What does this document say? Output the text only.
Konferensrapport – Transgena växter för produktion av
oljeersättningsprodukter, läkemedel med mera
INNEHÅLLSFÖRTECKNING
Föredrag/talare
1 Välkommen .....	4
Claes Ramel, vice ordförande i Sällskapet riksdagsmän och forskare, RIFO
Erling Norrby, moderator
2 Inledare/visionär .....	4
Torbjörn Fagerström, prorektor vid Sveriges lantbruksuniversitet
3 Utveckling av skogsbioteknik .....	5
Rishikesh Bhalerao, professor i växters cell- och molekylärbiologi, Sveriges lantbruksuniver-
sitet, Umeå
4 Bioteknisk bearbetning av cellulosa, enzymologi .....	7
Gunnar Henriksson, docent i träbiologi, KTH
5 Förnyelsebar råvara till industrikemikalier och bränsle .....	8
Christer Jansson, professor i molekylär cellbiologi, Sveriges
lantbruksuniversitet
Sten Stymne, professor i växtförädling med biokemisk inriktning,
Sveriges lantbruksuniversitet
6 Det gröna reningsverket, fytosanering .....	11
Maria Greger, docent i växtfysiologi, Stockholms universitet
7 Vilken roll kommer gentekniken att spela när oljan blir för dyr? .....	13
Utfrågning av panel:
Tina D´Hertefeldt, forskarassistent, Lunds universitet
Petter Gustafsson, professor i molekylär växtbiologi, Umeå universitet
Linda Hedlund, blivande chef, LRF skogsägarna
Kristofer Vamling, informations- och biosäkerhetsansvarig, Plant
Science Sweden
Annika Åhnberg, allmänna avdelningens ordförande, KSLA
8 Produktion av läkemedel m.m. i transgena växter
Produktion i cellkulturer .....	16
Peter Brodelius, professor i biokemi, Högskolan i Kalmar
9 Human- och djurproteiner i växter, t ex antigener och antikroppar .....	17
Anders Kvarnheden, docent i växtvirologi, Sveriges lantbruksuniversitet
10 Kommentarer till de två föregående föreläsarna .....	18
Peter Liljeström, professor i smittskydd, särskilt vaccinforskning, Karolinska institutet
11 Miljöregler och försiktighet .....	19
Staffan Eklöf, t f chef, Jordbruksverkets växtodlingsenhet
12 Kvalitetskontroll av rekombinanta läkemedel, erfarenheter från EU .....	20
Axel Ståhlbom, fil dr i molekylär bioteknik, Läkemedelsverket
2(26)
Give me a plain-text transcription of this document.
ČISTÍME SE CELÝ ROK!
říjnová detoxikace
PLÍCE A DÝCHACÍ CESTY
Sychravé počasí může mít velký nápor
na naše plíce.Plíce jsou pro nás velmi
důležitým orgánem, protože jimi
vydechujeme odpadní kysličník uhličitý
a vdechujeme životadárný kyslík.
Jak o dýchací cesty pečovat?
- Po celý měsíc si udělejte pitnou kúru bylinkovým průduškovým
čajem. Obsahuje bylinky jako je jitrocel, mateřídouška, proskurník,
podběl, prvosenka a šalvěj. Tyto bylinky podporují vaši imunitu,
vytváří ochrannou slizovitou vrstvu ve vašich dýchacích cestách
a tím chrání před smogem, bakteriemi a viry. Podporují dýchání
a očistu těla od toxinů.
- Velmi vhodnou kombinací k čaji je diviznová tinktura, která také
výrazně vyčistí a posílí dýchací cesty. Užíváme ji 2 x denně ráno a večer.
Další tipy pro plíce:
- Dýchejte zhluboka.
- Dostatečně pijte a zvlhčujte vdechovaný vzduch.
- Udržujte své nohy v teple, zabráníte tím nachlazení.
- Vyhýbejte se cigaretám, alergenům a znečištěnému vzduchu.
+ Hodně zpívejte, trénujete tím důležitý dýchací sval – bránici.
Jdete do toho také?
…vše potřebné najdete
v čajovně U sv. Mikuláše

···

__WHAT TO WORK ON__
Line by line, reproduce the records above exactly.

__WRITTEN ANSWER__
What does this document say? Output the text only.
Konferensrapport – Transgena växter för produktion av
oljeersättningsprodukter, läkemedel med mera
INNEHÅLLSFÖRTECKNING
Föredrag/talare
1 Välkommen .....	4
Claes Ramel, vice ordförande i Sällskapet riksdagsmän och forskare, RIFO
Erling Norrby, moderator
2 Inledare/visionär .....	4
Torbjörn Fagerström, prorektor vid Sveriges lantbruksuniversitet
3 Utveckling av skogsbioteknik .....	5
Rishikesh Bhalerao, professor i växters cell- och molekylärbiologi, Sveriges lantbruksuniver-
sitet, Umeå
4 Bioteknisk bearbetning av cellulosa, enzymologi .....	7
Gunnar Henriksson, docent i träbiologi, KTH
5 Förnyelsebar råvara till industrikemikalier och bränsle .....	8
Christer Jansson, professor i molekylär cellbiologi, Sveriges
lantbruksuniversitet
Sten Stymne, professor i växtförädling med biokemisk inriktning,
Sveriges lantbruksuniversitet
6 Det gröna reningsverket, fytosanering .....	11
Maria Greger, docent i växtfysiologi, Stockholms universitet
7 Vilken roll kommer gentekniken att spela när oljan blir för dyr? .....	13
Utfrågning av panel:
Tina D´Hertefeldt, forskarassistent, Lunds universitet
Petter Gustafsson, professor i molekylär växtbiologi, Umeå universitet
Linda Hedlund, blivande chef, LRF skogsägarna
Kristofer Vamling, informations- och biosäkerhetsansvarig, Plant
Science Sweden
Annika Åhnberg, allmänna avdelningens ordförande, KSLA
8 Produktion av läkemedel m.m. i transgena växter
Produktion i cellkulturer .....	16
Peter Brodelius, professor i biokemi, Högskolan i Kalmar
9 Human- och djurproteiner i växter, t ex antigener och antikroppar .....	17
Anders Kvarnheden, docent i växtvirologi, Sveriges lantbruksuniversitet
10 Kommentarer till de två föregående föreläsarna .....	18
Peter Liljeström, professor i smittskydd, särskilt vaccinforskning, Karolinska institutet
11 Miljöregler och försiktighet .....	19
Staffan Eklöf, t f chef, Jordbruksverkets växtodlingsenhet
12 Kvalitetskontroll av rekombinanta läkemedel, erfarenheter från EU .....	20
Axel Ståhlbom, fil dr i molekylär bioteknik, Läkemedelsverket
2(26)
Give me a plain-text transcription of this document.
ČISTÍME SE CELÝ ROK!
říjnová detoxikace
PLÍCE A DÝCHACÍ CESTY
Sychravé počasí může mít velký nápor
na naše plíce.Plíce jsou pro nás velmi
důležitým orgánem, protože jimi
vydechujeme odpadní kysličník uhličitý
a vdechujeme životadárný kyslík.
Jak o dýchací cesty pečovat?
- Po celý měsíc si udělejte pitnou kúru bylinkovým průduškovým
čajem. Obsahuje bylinky jako je jitrocel, mateřídouška, proskurník,
podběl, prvosenka a šalvěj. Tyto bylinky podporují vaši imunitu,
vytváří ochrannou slizovitou vrstvu ve vašich dýchacích cestách
a tím chrání před smogem, bakteriemi a viry. Podporují dýchání
a očistu těla od toxinů.
- Velmi vhodnou kombinací k čaji je diviznová tinktura, která také
výrazně vyčistí a posílí dýchací cesty. Užíváme ji 2 x denně ráno a večer.
Další tipy pro plíce:
- Dýchejte zhluboka.
- Dostatečně pijte a zvlhčujte vdechovaný vzduch.
- Udržujte své nohy v teple, zabráníte tím nachlazení.
- Vyhýbejte se cigaretám, alergenům a znečištěnému vzduchu.
+ Hodně zpívejte, trénujete tím důležitý dýchací sval – bránici.
Jdete do toho také?
…vše potřebné najdete
v čajovně U sv. Mikuláše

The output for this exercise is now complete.